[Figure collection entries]

(begin)

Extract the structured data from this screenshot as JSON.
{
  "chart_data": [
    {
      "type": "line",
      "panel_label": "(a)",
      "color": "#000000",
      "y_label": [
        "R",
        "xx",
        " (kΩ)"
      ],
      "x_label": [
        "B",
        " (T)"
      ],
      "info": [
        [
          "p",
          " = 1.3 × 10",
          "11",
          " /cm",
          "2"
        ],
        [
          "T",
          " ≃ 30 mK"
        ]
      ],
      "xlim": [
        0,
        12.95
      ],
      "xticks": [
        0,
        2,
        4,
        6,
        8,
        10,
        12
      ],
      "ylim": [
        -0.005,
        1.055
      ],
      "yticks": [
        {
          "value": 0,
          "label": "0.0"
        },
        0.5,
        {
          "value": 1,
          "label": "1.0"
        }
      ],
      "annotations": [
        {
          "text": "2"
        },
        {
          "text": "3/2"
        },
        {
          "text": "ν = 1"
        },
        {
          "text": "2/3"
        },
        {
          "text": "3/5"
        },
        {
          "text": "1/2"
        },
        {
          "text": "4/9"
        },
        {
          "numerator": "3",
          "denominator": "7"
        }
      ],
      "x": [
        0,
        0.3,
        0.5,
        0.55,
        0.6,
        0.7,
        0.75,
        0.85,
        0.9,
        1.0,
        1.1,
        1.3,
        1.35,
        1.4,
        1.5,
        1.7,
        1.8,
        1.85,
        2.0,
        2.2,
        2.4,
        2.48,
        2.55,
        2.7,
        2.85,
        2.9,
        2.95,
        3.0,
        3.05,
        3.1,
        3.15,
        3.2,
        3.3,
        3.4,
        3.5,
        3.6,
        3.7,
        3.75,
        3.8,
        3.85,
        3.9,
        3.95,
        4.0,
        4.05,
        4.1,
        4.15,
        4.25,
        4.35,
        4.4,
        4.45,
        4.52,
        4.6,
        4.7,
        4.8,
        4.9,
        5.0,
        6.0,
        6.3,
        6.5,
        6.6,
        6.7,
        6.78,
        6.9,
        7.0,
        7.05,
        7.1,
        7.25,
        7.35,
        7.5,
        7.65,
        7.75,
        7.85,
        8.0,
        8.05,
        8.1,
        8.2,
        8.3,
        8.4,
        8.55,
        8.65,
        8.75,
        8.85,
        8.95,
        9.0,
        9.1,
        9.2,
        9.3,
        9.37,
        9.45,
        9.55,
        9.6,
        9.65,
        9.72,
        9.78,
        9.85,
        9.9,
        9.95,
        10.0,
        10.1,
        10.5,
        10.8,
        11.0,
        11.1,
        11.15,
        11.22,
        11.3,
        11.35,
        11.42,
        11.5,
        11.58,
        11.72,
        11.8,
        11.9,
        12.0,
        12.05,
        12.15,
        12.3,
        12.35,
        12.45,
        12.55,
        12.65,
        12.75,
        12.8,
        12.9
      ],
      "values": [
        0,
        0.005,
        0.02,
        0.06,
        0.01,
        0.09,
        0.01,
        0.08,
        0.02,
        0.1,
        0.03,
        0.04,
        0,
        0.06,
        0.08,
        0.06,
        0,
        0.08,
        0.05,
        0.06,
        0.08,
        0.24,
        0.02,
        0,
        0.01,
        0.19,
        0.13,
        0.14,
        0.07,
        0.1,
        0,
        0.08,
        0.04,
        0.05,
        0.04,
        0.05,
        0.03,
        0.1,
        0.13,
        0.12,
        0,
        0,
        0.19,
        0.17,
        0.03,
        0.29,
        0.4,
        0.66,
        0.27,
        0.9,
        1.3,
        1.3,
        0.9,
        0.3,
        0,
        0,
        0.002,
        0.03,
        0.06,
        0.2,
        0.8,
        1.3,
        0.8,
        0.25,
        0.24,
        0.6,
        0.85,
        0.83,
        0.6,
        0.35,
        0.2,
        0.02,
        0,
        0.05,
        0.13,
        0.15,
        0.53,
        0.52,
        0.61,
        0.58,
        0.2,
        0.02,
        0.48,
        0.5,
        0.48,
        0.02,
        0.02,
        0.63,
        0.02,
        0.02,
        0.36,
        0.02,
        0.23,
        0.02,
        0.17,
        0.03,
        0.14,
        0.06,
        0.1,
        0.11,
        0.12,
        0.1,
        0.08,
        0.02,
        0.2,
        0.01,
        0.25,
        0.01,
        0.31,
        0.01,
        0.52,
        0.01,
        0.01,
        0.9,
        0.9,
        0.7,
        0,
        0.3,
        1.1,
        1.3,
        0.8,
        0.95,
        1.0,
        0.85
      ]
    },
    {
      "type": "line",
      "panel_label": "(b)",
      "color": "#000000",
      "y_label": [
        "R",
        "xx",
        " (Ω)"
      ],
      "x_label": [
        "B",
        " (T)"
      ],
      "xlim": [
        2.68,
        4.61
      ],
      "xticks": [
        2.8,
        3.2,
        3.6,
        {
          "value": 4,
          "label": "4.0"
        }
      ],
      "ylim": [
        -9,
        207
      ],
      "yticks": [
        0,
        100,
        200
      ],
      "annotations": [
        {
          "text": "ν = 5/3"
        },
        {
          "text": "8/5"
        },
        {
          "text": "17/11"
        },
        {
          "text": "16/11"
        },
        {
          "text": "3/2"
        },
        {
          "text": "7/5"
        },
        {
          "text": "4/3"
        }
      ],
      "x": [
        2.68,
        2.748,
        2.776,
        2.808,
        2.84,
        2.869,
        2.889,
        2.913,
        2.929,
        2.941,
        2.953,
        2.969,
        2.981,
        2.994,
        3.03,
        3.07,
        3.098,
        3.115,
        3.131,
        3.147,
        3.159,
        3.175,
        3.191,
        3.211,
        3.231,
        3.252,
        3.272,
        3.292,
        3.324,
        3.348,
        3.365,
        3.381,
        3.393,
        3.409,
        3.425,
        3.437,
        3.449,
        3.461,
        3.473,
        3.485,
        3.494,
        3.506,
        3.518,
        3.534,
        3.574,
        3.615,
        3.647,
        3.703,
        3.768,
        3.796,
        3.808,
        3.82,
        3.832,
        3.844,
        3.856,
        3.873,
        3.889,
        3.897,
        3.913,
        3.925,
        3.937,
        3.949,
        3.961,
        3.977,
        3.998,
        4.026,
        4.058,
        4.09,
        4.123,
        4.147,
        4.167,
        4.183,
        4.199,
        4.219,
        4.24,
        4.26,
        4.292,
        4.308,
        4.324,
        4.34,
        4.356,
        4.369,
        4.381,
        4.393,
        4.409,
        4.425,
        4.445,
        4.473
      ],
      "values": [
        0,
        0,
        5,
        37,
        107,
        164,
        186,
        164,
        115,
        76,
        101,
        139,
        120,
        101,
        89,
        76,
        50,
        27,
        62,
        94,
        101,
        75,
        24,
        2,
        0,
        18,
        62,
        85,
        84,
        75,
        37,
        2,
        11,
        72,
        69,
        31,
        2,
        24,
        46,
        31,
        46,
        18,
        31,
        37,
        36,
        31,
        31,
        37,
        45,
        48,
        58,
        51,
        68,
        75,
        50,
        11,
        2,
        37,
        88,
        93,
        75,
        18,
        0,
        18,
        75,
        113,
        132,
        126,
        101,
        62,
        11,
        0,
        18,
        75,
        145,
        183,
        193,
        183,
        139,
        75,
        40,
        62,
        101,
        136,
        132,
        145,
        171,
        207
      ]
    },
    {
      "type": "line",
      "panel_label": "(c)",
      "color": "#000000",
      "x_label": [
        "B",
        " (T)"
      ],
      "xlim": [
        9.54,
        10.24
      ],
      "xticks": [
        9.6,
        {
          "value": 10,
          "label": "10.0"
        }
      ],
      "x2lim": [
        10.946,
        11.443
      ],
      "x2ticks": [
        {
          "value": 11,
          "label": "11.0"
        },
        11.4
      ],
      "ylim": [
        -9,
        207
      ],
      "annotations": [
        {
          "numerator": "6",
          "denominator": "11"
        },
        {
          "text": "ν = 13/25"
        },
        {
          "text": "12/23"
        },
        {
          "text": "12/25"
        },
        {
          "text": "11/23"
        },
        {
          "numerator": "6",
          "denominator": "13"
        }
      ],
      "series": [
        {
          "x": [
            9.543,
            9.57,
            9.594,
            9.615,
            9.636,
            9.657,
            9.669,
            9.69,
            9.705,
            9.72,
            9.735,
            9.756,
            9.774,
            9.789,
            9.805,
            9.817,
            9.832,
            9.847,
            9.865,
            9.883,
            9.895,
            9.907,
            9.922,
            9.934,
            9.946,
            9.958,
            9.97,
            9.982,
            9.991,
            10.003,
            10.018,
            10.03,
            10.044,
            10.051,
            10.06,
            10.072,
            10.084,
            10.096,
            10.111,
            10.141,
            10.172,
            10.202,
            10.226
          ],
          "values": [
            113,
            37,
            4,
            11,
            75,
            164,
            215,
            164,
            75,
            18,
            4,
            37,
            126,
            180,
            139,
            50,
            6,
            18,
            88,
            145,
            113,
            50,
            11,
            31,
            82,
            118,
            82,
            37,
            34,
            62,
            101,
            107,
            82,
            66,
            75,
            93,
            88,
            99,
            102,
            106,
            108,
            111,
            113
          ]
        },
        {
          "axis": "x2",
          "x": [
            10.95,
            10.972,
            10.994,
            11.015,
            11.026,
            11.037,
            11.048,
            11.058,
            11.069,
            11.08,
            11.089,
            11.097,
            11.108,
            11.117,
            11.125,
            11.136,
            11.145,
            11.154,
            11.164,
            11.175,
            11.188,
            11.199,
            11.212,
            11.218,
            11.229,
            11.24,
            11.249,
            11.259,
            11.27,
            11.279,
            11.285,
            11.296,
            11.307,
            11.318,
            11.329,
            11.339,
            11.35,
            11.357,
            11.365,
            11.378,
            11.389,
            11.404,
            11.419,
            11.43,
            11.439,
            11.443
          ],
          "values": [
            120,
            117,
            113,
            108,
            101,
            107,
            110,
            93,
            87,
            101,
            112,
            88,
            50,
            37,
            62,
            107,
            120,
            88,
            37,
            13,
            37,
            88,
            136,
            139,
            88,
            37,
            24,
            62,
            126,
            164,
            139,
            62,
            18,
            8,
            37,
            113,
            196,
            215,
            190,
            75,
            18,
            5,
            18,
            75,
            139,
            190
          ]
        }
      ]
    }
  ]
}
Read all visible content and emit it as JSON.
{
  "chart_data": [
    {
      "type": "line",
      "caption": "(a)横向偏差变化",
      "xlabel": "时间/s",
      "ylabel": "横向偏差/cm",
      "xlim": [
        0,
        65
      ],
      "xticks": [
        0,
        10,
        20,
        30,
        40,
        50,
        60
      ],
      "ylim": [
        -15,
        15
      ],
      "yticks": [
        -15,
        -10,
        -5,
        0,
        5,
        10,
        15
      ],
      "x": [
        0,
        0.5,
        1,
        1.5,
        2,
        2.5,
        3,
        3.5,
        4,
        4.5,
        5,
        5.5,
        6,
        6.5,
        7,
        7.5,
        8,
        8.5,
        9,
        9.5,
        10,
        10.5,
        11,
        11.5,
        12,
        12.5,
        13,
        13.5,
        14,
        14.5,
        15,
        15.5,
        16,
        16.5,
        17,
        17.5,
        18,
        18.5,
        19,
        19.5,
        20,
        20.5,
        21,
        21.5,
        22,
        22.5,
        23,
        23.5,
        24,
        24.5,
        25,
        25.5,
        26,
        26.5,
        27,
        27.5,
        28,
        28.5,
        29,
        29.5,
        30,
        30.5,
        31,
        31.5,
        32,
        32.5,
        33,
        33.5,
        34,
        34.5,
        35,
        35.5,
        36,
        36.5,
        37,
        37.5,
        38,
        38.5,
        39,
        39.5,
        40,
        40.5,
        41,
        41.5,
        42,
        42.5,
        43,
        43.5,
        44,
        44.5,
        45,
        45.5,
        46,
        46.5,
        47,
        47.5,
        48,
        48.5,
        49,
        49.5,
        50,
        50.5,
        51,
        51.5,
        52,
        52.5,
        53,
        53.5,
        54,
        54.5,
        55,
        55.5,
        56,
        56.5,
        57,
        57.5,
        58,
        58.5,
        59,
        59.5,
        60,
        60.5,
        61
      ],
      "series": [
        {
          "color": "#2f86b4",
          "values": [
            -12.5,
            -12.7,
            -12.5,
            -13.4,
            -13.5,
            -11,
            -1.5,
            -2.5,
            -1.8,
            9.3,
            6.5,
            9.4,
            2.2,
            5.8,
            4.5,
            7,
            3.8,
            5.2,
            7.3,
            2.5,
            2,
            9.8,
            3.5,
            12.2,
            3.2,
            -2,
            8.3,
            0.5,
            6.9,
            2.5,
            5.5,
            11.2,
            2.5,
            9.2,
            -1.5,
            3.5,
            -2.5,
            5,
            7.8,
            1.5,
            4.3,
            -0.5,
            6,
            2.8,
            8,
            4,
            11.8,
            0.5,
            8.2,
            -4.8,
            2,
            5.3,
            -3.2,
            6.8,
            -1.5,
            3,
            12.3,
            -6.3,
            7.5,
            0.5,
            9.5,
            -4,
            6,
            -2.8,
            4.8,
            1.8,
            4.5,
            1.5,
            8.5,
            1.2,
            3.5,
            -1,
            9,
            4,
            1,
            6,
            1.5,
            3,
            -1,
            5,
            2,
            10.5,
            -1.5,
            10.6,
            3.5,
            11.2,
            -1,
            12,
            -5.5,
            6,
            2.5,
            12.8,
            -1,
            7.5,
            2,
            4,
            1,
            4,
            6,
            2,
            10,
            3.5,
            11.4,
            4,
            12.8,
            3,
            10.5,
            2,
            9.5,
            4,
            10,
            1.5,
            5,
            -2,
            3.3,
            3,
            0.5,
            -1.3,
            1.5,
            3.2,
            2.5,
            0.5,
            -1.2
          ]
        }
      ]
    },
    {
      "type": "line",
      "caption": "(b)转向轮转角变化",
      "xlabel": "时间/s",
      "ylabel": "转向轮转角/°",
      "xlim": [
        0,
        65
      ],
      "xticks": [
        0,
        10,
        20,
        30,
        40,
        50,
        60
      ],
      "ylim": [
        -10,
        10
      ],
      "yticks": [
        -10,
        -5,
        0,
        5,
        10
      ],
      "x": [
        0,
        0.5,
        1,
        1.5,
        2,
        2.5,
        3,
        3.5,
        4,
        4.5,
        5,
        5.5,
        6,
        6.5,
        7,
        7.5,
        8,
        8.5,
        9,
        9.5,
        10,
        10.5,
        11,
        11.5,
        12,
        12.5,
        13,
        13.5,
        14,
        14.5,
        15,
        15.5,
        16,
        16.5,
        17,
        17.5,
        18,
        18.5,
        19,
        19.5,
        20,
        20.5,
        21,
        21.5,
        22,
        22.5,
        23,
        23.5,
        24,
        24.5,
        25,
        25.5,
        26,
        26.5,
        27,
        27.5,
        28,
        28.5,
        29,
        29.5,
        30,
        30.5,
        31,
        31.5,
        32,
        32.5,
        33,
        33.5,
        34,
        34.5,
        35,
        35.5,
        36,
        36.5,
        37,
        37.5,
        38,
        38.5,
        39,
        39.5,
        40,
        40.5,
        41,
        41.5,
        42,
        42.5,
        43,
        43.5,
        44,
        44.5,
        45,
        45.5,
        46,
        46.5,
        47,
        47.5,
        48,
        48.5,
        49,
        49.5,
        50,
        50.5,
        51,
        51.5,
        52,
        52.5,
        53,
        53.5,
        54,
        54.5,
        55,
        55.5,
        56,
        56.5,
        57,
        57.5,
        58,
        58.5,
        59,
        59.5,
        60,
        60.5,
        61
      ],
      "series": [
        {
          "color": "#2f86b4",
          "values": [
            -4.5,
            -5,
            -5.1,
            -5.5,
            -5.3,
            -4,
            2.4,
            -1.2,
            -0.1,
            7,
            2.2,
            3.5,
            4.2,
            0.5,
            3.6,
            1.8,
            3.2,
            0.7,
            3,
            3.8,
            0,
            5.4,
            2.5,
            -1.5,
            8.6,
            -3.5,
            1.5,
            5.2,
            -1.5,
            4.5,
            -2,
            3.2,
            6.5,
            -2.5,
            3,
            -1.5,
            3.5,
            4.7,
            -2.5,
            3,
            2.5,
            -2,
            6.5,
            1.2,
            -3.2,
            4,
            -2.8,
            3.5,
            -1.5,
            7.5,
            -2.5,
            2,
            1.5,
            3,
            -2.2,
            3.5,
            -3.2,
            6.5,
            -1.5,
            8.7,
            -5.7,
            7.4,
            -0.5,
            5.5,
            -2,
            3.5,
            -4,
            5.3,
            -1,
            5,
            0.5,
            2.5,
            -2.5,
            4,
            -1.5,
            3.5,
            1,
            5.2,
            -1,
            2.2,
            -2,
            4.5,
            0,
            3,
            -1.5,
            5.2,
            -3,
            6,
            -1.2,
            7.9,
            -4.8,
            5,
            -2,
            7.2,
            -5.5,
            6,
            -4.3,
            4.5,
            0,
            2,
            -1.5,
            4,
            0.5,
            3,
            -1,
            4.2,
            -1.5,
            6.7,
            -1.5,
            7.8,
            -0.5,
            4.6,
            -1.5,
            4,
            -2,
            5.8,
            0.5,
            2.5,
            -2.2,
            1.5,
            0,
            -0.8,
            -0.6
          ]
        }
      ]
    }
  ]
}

(end)

■ What you will do: Pick out the lines containing the string "JSON".

■ Output for this exercise:
Extract the structured data from this screenshot as JSON.
Read all visible content and emit it as JSON.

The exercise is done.